→ Stated exercise: Extract each line bearing the word "Revenue".
[Start of Recorded data]
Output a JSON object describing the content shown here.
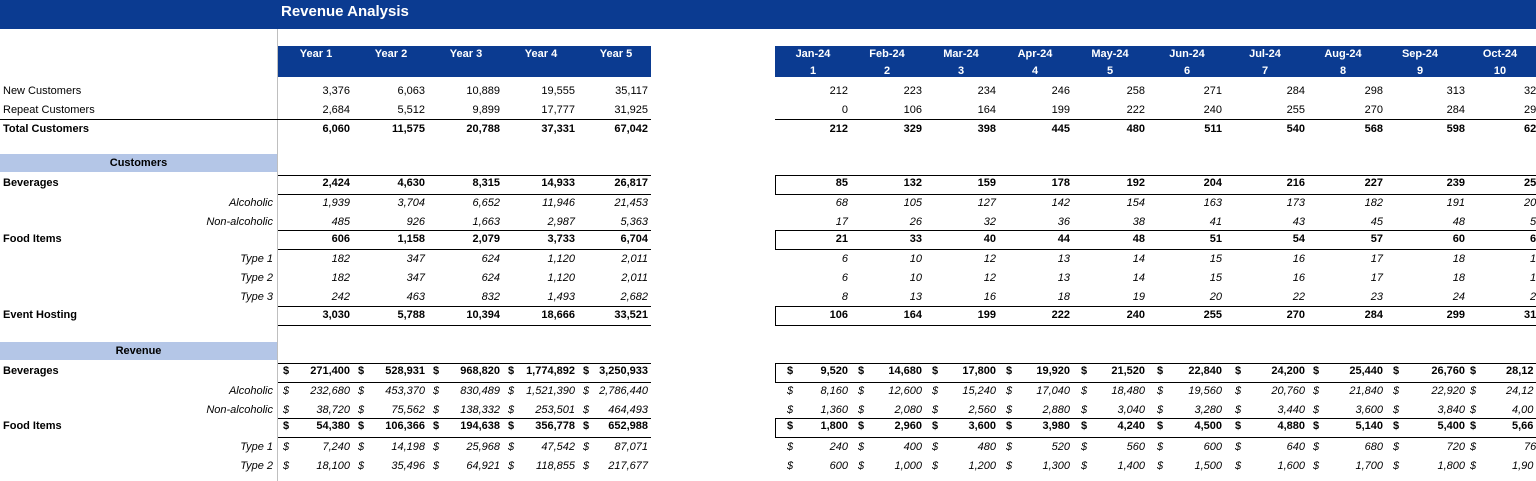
{
  "title": "Revenue Analysis",
  "years": [
    "Year 1",
    "Year 2",
    "Year 3",
    "Year 4",
    "Year 5"
  ],
  "months": [
    {
      "m": "Jan-24",
      "n": "1"
    },
    {
      "m": "Feb-24",
      "n": "2"
    },
    {
      "m": "Mar-24",
      "n": "3"
    },
    {
      "m": "Apr-24",
      "n": "4"
    },
    {
      "m": "May-24",
      "n": "5"
    },
    {
      "m": "Jun-24",
      "n": "6"
    },
    {
      "m": "Jul-24",
      "n": "7"
    },
    {
      "m": "Aug-24",
      "n": "8"
    },
    {
      "m": "Sep-24",
      "n": "9"
    },
    {
      "m": "Oct-24",
      "n": "10"
    }
  ],
  "currency_symbol": "$",
  "sections": {
    "customers": "Customers",
    "revenue": "Revenue"
  },
  "rows": [
    {
      "label": "New Customers",
      "style": "plain",
      "y": [
        "3,376",
        "6,063",
        "10,889",
        "19,555",
        "35,117"
      ],
      "m": [
        "212",
        "223",
        "234",
        "246",
        "258",
        "271",
        "284",
        "298",
        "313",
        "32"
      ]
    },
    {
      "label": "Repeat Customers",
      "style": "plain",
      "y": [
        "2,684",
        "5,512",
        "9,899",
        "17,777",
        "31,925"
      ],
      "m": [
        "0",
        "106",
        "164",
        "199",
        "222",
        "240",
        "255",
        "270",
        "284",
        "29"
      ]
    },
    {
      "label": "Total Customers",
      "style": "total",
      "y": [
        "6,060",
        "11,575",
        "20,788",
        "37,331",
        "67,042"
      ],
      "m": [
        "212",
        "329",
        "398",
        "445",
        "480",
        "511",
        "540",
        "568",
        "598",
        "62"
      ]
    },
    {
      "label": "Beverages",
      "style": "group",
      "y": [
        "2,424",
        "4,630",
        "8,315",
        "14,933",
        "26,817"
      ],
      "m": [
        "85",
        "132",
        "159",
        "178",
        "192",
        "204",
        "216",
        "227",
        "239",
        "25"
      ]
    },
    {
      "label": "Alcoholic",
      "style": "sub",
      "y": [
        "1,939",
        "3,704",
        "6,652",
        "11,946",
        "21,453"
      ],
      "m": [
        "68",
        "105",
        "127",
        "142",
        "154",
        "163",
        "173",
        "182",
        "191",
        "20"
      ]
    },
    {
      "label": "Non-alcoholic",
      "style": "sub",
      "y": [
        "485",
        "926",
        "1,663",
        "2,987",
        "5,363"
      ],
      "m": [
        "17",
        "26",
        "32",
        "36",
        "38",
        "41",
        "43",
        "45",
        "48",
        "5"
      ]
    },
    {
      "label": "Food Items",
      "style": "group",
      "y": [
        "606",
        "1,158",
        "2,079",
        "3,733",
        "6,704"
      ],
      "m": [
        "21",
        "33",
        "40",
        "44",
        "48",
        "51",
        "54",
        "57",
        "60",
        "6"
      ]
    },
    {
      "label": "Type 1",
      "style": "sub",
      "y": [
        "182",
        "347",
        "624",
        "1,120",
        "2,011"
      ],
      "m": [
        "6",
        "10",
        "12",
        "13",
        "14",
        "15",
        "16",
        "17",
        "18",
        "1"
      ]
    },
    {
      "label": "Type 2",
      "style": "sub",
      "y": [
        "182",
        "347",
        "624",
        "1,120",
        "2,011"
      ],
      "m": [
        "6",
        "10",
        "12",
        "13",
        "14",
        "15",
        "16",
        "17",
        "18",
        "1"
      ]
    },
    {
      "label": "Type 3",
      "style": "sub",
      "y": [
        "242",
        "463",
        "832",
        "1,493",
        "2,682"
      ],
      "m": [
        "8",
        "13",
        "16",
        "18",
        "19",
        "20",
        "22",
        "23",
        "24",
        "2"
      ]
    },
    {
      "label": "Event Hosting",
      "style": "group",
      "y": [
        "3,030",
        "5,788",
        "10,394",
        "18,666",
        "33,521"
      ],
      "m": [
        "106",
        "164",
        "199",
        "222",
        "240",
        "255",
        "270",
        "284",
        "299",
        "31"
      ]
    },
    {
      "label": "Beverages",
      "style": "rgroup",
      "y": [
        "271,400",
        "528,931",
        "968,820",
        "1,774,892",
        "3,250,933"
      ],
      "m": [
        "9,520",
        "14,680",
        "17,800",
        "19,920",
        "21,520",
        "22,840",
        "24,200",
        "25,440",
        "26,760",
        "28,12"
      ]
    },
    {
      "label": "Alcoholic",
      "style": "rsub",
      "y": [
        "232,680",
        "453,370",
        "830,489",
        "1,521,390",
        "2,786,440"
      ],
      "m": [
        "8,160",
        "12,600",
        "15,240",
        "17,040",
        "18,480",
        "19,560",
        "20,760",
        "21,840",
        "22,920",
        "24,12"
      ]
    },
    {
      "label": "Non-alcoholic",
      "style": "rsub",
      "y": [
        "38,720",
        "75,562",
        "138,332",
        "253,501",
        "464,493"
      ],
      "m": [
        "1,360",
        "2,080",
        "2,560",
        "2,880",
        "3,040",
        "3,280",
        "3,440",
        "3,600",
        "3,840",
        "4,00"
      ]
    },
    {
      "label": "Food Items",
      "style": "rgroup",
      "y": [
        "54,380",
        "106,366",
        "194,638",
        "356,778",
        "652,988"
      ],
      "m": [
        "1,800",
        "2,960",
        "3,600",
        "3,980",
        "4,240",
        "4,500",
        "4,880",
        "5,140",
        "5,400",
        "5,66"
      ]
    },
    {
      "label": "Type 1",
      "style": "rsub",
      "y": [
        "7,240",
        "14,198",
        "25,968",
        "47,542",
        "87,071"
      ],
      "m": [
        "240",
        "400",
        "480",
        "520",
        "560",
        "600",
        "640",
        "680",
        "720",
        "76"
      ]
    },
    {
      "label": "Type 2",
      "style": "rsub",
      "y": [
        "18,100",
        "35,496",
        "64,921",
        "118,855",
        "217,677"
      ],
      "m": [
        "600",
        "1,000",
        "1,200",
        "1,300",
        "1,400",
        "1,500",
        "1,600",
        "1,700",
        "1,800",
        "1,90"
      ]
    }
  ]
}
[End of Recorded data]
→ Exercise response:
  "title": "Revenue Analysis",
    "revenue": "Revenue"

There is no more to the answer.